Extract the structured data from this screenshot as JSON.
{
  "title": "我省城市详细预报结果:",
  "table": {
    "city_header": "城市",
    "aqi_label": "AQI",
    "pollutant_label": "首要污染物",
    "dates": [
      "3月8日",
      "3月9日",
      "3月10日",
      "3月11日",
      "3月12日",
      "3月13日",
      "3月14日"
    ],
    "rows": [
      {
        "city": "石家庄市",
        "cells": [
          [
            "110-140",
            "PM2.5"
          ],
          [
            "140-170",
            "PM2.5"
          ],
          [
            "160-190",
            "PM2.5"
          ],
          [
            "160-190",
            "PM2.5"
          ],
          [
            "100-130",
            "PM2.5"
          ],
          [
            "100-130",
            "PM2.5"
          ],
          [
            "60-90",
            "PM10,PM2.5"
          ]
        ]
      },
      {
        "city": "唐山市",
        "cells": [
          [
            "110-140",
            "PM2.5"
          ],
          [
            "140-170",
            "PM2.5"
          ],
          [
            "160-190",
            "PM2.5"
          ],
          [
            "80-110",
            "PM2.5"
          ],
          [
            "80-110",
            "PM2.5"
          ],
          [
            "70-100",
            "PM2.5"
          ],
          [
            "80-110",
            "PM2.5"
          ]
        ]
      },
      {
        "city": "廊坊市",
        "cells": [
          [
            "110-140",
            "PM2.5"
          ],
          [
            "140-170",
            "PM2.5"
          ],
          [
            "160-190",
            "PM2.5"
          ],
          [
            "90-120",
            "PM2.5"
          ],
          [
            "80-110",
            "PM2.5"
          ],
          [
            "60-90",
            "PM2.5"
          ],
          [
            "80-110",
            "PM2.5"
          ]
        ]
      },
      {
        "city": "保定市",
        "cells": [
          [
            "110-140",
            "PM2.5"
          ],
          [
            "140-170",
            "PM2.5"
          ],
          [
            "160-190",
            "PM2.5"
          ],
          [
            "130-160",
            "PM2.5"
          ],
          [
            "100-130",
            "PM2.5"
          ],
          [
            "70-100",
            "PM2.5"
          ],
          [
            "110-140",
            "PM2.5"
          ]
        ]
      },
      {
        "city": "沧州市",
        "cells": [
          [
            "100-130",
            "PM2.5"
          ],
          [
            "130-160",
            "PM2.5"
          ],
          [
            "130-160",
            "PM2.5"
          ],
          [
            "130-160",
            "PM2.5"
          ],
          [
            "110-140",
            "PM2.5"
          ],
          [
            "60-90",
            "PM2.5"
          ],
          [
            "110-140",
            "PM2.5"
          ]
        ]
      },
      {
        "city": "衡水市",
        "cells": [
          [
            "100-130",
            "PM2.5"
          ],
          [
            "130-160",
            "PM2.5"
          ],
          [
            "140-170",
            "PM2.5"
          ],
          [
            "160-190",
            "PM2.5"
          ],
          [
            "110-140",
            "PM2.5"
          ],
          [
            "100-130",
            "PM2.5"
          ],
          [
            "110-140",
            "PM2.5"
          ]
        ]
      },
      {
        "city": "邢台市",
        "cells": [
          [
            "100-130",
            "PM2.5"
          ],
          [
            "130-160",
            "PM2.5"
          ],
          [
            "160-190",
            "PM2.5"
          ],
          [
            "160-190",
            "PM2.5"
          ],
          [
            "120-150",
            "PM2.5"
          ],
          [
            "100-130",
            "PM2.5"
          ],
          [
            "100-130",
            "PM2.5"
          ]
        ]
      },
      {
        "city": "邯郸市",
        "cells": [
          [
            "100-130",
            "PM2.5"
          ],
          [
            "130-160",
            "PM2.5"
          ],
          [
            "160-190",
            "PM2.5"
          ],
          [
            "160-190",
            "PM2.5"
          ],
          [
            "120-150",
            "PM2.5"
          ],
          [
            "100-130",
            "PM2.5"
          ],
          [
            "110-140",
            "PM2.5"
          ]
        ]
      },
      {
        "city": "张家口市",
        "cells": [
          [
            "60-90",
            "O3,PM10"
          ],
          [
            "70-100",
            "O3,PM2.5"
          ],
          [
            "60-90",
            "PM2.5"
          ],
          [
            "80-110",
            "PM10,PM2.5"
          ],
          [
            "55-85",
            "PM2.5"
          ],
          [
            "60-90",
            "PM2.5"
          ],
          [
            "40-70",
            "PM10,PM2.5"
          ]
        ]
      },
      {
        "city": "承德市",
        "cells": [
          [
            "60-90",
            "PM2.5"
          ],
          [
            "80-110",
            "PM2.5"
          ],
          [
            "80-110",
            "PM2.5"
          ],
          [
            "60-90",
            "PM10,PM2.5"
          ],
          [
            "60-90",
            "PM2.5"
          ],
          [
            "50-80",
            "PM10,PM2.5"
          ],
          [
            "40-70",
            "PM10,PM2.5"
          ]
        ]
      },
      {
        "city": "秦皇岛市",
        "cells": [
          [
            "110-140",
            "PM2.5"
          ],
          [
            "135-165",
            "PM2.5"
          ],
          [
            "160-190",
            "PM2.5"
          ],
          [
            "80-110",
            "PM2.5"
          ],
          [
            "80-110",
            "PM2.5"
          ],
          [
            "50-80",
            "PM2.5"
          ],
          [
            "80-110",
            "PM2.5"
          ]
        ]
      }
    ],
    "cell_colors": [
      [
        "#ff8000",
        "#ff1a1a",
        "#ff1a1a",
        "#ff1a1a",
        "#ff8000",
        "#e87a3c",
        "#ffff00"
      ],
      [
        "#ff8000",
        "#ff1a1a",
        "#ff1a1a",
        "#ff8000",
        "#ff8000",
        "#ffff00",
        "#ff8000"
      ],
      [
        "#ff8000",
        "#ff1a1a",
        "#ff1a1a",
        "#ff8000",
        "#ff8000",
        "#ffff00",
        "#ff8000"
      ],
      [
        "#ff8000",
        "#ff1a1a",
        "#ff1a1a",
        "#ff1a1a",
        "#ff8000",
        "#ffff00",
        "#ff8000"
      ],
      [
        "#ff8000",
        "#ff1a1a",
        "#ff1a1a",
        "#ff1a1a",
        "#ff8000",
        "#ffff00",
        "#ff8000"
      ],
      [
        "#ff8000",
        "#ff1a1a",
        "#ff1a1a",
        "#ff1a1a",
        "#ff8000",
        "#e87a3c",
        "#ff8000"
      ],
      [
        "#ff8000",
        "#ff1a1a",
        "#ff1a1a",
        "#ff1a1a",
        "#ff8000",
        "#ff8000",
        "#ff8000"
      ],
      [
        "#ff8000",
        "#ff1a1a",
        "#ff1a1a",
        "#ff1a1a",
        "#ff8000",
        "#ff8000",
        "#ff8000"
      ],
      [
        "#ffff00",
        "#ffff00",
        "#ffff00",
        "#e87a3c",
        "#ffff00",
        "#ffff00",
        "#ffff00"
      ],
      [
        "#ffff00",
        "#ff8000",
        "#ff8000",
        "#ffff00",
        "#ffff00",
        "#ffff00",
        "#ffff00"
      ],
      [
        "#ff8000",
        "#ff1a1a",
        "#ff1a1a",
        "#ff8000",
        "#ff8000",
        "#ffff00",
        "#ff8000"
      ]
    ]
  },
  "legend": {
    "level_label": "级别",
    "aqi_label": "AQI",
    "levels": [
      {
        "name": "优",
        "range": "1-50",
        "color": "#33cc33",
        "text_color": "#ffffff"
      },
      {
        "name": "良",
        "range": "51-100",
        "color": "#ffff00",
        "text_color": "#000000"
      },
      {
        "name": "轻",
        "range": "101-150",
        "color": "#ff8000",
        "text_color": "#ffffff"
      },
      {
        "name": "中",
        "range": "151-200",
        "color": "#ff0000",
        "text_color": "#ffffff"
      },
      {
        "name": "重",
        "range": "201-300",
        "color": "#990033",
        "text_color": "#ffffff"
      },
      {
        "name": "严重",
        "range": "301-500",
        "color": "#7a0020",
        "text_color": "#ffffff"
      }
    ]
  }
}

--------------------------------------------------

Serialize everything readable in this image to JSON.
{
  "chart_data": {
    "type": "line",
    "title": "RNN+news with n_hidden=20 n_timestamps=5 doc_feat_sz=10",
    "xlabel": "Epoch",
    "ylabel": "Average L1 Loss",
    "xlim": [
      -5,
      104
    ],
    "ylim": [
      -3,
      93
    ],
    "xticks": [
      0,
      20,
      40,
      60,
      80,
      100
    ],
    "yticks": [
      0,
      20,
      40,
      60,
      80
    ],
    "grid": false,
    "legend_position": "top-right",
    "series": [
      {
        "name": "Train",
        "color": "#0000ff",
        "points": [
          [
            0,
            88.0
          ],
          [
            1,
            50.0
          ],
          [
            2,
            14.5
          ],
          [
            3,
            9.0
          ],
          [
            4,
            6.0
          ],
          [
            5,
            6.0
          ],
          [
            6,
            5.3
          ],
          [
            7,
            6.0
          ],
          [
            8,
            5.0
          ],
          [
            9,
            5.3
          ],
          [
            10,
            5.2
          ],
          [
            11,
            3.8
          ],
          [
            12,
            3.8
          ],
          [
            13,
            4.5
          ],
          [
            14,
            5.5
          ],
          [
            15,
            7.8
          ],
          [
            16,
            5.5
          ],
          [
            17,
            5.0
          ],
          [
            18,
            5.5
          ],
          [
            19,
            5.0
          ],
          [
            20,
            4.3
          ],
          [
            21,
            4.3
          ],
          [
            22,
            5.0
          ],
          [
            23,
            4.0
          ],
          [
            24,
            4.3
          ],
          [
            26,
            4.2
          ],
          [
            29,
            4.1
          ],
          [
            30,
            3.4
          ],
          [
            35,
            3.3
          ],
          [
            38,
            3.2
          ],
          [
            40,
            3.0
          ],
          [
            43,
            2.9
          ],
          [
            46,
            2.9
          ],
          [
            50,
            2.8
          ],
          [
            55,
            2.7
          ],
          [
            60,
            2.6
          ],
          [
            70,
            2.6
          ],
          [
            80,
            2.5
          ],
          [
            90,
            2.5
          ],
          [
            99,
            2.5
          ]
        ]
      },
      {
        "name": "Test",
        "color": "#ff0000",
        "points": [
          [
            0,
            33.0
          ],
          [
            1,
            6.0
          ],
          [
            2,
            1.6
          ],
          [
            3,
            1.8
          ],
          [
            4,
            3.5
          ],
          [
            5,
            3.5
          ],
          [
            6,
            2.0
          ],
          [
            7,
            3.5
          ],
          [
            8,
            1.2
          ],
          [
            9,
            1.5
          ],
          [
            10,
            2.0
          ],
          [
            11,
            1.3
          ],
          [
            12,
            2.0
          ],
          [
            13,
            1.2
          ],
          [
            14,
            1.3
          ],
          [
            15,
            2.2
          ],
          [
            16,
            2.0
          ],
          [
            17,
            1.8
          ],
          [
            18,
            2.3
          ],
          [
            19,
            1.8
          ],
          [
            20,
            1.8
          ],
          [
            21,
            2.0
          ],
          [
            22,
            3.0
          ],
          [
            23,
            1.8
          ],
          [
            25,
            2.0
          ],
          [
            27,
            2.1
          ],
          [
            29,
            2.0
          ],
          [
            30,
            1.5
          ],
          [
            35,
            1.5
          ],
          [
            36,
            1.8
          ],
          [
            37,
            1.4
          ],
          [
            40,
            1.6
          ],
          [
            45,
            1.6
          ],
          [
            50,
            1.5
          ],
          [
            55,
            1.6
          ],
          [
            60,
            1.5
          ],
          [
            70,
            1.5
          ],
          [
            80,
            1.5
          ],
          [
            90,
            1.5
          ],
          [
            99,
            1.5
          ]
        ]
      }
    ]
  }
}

--------------------------------------------------

* Problem statement *
Identify the lines of the data that contain the word "JSON". Copy each of them.

* Task output *
Extract the structured data from this screenshot as JSON.
Serialize everything readable in this image to JSON.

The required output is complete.